___ Input

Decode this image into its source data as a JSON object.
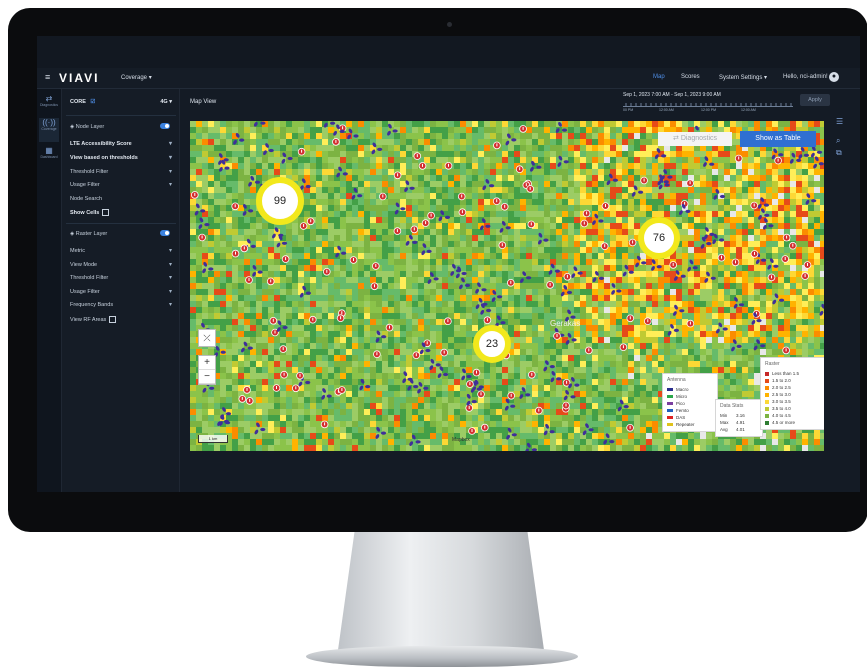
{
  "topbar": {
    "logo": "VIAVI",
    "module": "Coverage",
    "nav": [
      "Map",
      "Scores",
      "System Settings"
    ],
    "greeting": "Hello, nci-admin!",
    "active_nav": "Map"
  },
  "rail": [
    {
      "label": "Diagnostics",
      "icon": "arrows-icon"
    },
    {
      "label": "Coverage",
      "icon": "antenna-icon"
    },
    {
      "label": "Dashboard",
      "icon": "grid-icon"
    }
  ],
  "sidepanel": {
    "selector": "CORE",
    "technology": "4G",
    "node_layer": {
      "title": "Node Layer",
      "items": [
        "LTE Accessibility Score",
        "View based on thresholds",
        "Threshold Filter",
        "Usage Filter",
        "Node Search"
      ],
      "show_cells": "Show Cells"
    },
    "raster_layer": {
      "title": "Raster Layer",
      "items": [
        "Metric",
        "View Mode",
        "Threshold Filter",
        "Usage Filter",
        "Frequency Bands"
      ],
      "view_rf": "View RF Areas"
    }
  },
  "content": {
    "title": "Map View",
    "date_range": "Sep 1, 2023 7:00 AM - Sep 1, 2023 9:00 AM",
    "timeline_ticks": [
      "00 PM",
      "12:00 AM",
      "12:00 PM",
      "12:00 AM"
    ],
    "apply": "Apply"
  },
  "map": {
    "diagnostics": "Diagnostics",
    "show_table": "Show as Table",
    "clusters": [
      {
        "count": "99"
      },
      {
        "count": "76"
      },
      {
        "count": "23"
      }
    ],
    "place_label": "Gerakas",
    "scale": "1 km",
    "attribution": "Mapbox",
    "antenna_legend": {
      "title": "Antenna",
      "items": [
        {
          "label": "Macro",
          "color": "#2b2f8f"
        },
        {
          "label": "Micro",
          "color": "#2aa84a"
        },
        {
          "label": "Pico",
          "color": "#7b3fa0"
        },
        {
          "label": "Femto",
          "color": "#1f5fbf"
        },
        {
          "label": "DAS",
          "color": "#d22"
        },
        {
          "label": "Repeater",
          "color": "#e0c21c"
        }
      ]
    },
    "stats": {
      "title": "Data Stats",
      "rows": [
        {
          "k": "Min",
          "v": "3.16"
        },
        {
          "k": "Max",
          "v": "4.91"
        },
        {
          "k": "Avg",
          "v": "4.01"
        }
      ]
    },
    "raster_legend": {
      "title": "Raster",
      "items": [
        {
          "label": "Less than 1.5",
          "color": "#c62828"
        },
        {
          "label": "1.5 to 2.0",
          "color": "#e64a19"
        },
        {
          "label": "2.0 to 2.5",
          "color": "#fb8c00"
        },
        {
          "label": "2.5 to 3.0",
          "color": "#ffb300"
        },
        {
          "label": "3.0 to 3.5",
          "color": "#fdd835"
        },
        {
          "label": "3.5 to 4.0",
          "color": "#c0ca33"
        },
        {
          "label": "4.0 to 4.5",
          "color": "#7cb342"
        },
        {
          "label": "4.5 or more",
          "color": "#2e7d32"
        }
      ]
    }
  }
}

______
___ Input

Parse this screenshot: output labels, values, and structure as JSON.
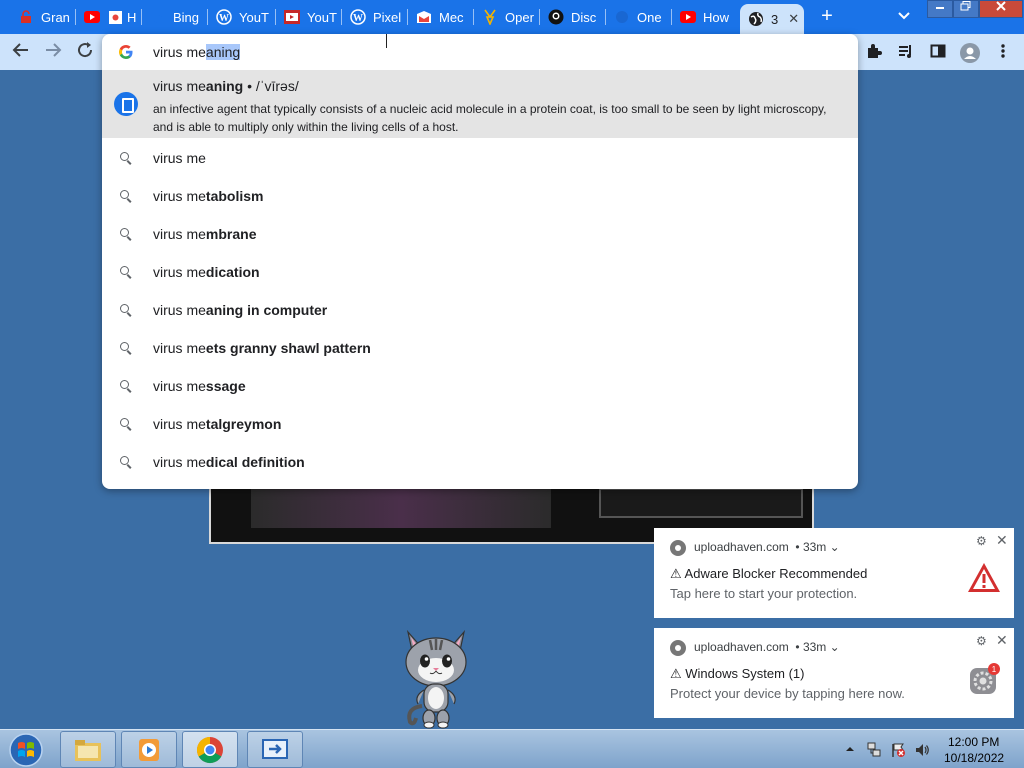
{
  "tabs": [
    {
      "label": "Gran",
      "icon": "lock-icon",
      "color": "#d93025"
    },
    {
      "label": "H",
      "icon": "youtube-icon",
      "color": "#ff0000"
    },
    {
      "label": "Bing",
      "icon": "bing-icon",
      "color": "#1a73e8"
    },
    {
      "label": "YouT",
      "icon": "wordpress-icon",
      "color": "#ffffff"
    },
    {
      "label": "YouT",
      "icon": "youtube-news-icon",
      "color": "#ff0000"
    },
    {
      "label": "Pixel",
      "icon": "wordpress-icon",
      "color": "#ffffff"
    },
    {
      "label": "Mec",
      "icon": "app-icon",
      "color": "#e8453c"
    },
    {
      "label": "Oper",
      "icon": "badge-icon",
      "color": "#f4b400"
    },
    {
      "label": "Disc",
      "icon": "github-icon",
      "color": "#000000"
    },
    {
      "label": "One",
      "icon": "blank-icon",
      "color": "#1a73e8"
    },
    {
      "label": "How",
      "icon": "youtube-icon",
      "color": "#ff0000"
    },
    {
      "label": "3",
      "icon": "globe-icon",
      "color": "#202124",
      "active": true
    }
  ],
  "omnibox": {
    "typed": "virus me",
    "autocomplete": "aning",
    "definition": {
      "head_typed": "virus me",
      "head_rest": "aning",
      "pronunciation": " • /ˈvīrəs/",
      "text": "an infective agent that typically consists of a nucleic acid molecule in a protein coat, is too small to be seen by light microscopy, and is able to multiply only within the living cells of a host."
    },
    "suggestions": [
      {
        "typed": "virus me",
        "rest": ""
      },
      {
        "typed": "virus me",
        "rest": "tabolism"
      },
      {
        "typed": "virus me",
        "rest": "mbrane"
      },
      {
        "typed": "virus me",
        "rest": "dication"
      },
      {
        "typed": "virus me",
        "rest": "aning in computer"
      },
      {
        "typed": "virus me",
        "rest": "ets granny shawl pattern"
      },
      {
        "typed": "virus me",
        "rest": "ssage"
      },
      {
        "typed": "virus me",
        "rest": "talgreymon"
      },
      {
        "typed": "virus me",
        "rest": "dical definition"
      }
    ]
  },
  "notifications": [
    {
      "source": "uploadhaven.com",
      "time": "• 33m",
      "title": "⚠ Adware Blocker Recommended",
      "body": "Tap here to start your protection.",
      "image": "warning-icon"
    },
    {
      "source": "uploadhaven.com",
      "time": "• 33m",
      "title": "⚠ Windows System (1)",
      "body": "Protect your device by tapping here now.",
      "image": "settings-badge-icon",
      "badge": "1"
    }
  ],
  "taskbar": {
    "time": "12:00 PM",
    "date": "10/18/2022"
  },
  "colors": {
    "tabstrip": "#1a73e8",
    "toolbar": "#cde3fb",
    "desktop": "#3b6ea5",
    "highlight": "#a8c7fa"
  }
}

______

What the exercise asks: Above are the entries; copy every line among them that contains the word "Diagnostics".

The completed task:
      "label": "Diagnostics",
    "diagnostics": "Diagnostics",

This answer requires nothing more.